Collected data
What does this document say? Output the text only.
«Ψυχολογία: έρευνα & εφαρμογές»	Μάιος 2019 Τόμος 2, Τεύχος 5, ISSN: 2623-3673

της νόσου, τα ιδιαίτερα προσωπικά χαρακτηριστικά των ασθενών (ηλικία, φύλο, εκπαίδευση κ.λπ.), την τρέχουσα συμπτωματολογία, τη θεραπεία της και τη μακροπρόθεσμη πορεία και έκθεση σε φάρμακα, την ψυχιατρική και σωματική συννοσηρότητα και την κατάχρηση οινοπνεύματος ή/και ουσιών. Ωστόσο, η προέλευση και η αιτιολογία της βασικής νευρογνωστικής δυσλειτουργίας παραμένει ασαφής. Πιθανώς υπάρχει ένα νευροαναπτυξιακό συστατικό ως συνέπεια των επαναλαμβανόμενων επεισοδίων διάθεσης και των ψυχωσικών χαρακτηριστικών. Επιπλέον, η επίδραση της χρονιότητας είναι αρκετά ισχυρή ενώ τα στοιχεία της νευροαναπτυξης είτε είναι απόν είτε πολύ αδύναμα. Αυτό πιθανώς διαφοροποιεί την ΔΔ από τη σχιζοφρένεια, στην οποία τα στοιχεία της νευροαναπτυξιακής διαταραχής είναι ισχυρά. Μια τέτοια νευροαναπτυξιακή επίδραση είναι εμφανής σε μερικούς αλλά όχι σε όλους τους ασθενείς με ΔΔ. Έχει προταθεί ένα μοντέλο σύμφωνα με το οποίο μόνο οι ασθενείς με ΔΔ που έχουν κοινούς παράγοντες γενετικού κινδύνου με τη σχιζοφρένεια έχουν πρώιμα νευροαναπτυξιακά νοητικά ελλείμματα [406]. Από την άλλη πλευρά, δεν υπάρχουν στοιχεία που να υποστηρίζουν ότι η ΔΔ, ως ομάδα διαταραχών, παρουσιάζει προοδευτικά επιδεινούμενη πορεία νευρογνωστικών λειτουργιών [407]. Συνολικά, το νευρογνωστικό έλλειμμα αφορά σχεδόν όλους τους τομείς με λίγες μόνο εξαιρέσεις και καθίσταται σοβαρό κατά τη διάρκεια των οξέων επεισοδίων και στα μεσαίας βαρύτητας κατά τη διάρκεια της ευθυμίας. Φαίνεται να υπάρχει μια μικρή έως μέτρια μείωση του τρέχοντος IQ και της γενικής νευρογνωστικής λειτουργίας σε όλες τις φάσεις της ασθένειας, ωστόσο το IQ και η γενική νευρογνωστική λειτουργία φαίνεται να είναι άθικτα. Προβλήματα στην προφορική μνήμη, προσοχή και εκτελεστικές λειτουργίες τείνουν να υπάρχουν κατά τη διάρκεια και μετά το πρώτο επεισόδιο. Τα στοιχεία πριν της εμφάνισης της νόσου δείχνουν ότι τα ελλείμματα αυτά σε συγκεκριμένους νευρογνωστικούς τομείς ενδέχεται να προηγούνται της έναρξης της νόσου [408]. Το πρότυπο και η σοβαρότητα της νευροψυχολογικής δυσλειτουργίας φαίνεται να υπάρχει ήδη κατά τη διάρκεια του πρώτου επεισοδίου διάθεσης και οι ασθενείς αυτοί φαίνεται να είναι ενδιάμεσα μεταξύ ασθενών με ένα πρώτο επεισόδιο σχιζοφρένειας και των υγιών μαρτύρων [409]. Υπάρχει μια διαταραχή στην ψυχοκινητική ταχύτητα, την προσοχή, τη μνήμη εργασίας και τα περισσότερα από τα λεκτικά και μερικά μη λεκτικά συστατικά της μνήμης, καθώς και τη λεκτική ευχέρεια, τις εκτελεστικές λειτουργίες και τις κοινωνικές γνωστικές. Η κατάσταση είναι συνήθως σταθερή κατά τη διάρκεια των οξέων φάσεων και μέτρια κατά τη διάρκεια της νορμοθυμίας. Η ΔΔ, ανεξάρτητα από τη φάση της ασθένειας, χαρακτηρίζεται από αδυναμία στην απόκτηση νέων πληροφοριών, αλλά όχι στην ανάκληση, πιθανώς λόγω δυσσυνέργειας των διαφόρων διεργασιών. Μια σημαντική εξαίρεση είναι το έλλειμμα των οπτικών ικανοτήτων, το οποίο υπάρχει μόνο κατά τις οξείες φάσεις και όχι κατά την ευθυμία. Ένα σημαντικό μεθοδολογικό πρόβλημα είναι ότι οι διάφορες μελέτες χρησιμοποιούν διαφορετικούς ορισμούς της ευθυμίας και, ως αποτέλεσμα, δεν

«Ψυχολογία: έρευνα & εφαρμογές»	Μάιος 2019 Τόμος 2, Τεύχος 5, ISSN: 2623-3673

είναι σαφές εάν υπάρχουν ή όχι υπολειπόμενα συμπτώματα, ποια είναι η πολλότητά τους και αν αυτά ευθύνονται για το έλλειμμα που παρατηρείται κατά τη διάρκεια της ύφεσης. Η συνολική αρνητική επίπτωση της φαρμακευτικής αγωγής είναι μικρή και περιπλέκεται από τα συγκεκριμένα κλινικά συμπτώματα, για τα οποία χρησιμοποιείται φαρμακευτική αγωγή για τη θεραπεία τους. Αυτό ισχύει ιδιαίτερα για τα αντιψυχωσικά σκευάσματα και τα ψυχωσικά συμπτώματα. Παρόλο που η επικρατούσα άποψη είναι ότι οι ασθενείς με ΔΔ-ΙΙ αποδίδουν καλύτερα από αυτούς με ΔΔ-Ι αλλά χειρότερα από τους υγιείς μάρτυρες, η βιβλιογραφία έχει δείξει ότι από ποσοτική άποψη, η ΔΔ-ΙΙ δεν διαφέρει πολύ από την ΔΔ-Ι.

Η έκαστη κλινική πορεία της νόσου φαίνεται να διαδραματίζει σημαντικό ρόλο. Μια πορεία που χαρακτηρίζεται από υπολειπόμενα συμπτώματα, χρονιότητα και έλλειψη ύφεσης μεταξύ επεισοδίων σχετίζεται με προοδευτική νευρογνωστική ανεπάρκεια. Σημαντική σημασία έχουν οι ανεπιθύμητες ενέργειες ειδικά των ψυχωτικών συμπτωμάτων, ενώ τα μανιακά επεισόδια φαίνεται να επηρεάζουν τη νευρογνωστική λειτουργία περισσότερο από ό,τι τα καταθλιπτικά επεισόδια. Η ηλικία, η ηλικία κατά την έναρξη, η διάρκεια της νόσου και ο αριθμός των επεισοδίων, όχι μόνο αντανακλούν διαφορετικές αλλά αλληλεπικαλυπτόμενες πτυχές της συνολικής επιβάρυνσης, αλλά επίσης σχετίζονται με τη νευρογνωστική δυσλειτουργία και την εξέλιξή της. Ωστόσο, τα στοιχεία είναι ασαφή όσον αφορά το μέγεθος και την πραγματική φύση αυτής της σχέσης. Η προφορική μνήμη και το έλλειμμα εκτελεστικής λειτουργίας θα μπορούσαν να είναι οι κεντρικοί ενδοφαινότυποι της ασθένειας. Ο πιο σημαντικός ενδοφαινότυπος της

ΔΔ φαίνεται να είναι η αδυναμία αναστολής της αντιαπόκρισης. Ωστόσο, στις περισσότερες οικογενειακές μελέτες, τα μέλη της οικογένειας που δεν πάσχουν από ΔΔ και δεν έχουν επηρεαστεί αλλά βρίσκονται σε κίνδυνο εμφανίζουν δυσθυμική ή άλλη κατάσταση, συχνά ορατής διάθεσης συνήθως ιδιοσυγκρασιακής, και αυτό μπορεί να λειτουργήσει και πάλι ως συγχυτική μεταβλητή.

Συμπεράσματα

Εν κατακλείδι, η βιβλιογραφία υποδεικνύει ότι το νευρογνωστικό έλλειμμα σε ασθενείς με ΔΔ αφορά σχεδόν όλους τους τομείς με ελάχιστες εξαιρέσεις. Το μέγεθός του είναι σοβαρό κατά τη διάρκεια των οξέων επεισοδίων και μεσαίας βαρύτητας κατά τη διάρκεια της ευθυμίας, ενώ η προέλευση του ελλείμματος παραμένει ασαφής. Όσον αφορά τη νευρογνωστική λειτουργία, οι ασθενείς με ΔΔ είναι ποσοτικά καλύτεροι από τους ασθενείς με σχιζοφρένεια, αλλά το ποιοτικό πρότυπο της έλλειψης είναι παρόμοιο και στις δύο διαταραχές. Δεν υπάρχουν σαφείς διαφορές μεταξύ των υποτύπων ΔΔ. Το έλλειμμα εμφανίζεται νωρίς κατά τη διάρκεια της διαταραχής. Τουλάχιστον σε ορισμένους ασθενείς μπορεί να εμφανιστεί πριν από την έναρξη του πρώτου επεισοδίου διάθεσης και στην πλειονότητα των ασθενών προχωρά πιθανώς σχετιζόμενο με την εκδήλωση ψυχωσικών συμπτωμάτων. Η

— Brief —
Give only a number: how many lines of the data hold the string "ύφεσης"?

— Finished answer —
2